Do this: Return all entries word for word, but drop any images.
====
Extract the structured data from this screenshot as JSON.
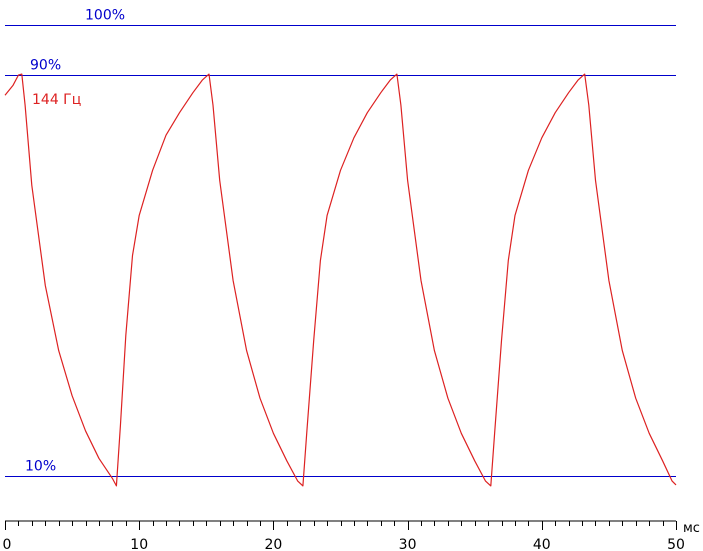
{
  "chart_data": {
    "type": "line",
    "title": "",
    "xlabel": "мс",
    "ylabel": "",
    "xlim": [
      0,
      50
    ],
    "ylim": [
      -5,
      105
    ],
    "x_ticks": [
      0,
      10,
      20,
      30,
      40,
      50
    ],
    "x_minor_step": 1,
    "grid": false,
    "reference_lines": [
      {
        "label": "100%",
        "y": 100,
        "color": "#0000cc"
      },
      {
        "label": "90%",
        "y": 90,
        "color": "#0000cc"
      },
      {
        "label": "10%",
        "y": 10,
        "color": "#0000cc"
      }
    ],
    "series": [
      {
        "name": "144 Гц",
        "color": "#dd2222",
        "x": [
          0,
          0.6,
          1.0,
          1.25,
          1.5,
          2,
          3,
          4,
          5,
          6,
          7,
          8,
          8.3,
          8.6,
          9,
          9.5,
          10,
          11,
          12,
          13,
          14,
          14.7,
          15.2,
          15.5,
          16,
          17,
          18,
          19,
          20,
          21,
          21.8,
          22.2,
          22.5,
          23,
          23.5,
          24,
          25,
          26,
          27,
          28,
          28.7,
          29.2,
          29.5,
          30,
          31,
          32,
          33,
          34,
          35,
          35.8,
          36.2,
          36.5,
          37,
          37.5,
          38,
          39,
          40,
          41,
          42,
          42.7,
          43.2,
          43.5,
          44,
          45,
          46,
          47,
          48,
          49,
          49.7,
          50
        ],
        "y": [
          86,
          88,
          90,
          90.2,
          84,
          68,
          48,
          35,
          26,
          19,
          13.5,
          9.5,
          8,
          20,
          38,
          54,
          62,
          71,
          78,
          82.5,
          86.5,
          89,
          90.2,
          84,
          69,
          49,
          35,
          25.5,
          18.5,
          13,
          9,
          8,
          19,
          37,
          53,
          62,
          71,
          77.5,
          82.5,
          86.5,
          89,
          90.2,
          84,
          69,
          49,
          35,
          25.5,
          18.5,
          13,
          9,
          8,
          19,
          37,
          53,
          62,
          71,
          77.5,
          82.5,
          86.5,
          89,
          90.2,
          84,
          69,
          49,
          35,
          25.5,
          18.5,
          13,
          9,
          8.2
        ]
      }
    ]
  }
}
====
Expected output:
Extract the structured data from this screenshot as JSON.
{
  "chart_data": {
    "type": "line",
    "title": "",
    "xlabel": "мс",
    "ylabel": "",
    "xlim": [
      0,
      50
    ],
    "ylim": [
      -5,
      105
    ],
    "x_ticks": [
      0,
      10,
      20,
      30,
      40,
      50
    ],
    "x_minor_step": 1,
    "grid": false,
    "reference_lines": [
      {
        "label": "100%",
        "y": 100,
        "color": "#0000cc"
      },
      {
        "label": "90%",
        "y": 90,
        "color": "#0000cc"
      },
      {
        "label": "10%",
        "y": 10,
        "color": "#0000cc"
      }
    ],
    "series": [
      {
        "name": "144 Гц",
        "color": "#dd2222",
        "x": [
          0,
          0.6,
          1.0,
          1.25,
          1.5,
          2,
          3,
          4,
          5,
          6,
          7,
          8,
          8.3,
          8.6,
          9,
          9.5,
          10,
          11,
          12,
          13,
          14,
          14.7,
          15.2,
          15.5,
          16,
          17,
          18,
          19,
          20,
          21,
          21.8,
          22.2,
          22.5,
          23,
          23.5,
          24,
          25,
          26,
          27,
          28,
          28.7,
          29.2,
          29.5,
          30,
          31,
          32,
          33,
          34,
          35,
          35.8,
          36.2,
          36.5,
          37,
          37.5,
          38,
          39,
          40,
          41,
          42,
          42.7,
          43.2,
          43.5,
          44,
          45,
          46,
          47,
          48,
          49,
          49.7,
          50
        ],
        "y": [
          86,
          88,
          90,
          90.2,
          84,
          68,
          48,
          35,
          26,
          19,
          13.5,
          9.5,
          8,
          20,
          38,
          54,
          62,
          71,
          78,
          82.5,
          86.5,
          89,
          90.2,
          84,
          69,
          49,
          35,
          25.5,
          18.5,
          13,
          9,
          8,
          19,
          37,
          53,
          62,
          71,
          77.5,
          82.5,
          86.5,
          89,
          90.2,
          84,
          69,
          49,
          35,
          25.5,
          18.5,
          13,
          9,
          8,
          19,
          37,
          53,
          62,
          71,
          77.5,
          82.5,
          86.5,
          89,
          90.2,
          84,
          69,
          49,
          35,
          25.5,
          18.5,
          13,
          9,
          8.2
        ]
      }
    ]
  }
}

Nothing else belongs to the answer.